- _WHAT NEEDS TO BE DONE_: What is the count of lines in the listing below that hold the string "JSON"? Reply with that number alone.

- _Entries from a dataset_:
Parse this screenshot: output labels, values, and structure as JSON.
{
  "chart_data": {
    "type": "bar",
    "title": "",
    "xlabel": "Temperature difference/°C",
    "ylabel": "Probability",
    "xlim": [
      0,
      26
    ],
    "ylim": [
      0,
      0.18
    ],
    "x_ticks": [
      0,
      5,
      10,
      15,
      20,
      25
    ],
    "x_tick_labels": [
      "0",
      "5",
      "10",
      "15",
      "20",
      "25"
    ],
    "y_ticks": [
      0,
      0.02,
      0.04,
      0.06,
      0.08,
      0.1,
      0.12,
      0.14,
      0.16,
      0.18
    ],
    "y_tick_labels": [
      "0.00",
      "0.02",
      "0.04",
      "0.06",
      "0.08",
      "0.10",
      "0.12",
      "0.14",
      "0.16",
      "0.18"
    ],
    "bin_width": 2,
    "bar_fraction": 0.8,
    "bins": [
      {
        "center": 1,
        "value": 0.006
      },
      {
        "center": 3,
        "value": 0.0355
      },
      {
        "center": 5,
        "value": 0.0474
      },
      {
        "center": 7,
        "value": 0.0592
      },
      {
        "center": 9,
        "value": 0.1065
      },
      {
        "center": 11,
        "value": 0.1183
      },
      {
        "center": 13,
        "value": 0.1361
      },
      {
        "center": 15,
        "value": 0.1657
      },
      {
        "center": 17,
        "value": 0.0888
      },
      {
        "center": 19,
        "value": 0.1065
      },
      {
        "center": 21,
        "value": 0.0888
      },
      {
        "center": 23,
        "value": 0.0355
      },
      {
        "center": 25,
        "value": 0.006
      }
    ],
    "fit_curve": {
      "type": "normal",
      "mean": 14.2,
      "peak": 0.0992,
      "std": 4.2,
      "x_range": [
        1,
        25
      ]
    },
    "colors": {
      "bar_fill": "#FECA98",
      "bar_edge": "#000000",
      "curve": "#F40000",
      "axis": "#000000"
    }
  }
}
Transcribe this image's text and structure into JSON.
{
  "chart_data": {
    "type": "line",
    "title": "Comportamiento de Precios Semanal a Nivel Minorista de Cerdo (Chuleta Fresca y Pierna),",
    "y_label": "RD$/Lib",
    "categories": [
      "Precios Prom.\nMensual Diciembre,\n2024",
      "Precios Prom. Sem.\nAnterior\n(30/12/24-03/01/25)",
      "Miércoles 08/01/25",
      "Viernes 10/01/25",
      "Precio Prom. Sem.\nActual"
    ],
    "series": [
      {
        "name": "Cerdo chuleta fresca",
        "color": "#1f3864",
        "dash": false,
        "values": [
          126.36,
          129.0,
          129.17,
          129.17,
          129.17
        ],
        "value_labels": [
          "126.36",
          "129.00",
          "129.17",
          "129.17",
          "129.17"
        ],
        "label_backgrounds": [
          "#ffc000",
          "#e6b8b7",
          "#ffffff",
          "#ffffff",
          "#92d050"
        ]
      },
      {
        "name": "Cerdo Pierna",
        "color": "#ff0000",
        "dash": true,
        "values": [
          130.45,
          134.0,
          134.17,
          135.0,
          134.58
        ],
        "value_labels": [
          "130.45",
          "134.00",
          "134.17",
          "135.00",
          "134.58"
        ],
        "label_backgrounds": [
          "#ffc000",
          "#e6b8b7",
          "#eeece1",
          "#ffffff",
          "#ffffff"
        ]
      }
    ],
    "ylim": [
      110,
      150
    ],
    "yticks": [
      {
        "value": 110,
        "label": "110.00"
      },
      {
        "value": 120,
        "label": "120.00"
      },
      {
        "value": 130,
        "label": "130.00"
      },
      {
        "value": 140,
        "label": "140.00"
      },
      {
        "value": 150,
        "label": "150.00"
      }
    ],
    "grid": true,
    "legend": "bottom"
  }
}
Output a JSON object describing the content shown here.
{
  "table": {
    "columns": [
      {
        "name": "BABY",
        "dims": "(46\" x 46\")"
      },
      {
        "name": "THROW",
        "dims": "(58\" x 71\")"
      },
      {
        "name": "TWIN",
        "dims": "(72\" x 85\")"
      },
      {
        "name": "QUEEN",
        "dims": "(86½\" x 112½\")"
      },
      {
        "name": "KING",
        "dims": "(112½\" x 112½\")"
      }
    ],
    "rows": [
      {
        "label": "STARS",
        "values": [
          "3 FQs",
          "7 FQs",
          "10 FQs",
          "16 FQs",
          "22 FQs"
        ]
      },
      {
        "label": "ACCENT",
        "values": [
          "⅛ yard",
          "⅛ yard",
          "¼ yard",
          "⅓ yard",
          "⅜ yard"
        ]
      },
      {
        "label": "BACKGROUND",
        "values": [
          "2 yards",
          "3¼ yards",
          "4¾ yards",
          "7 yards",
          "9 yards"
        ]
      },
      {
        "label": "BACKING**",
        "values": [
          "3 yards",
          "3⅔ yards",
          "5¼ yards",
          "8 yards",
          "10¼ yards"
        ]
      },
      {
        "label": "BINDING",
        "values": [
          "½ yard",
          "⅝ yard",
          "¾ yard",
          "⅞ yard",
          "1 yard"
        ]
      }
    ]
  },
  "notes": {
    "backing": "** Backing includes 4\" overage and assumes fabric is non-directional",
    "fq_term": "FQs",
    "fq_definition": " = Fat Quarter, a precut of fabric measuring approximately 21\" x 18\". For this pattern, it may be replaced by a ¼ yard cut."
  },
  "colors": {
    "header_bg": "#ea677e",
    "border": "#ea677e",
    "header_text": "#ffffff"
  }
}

- _RESPONSE BELOW_: 3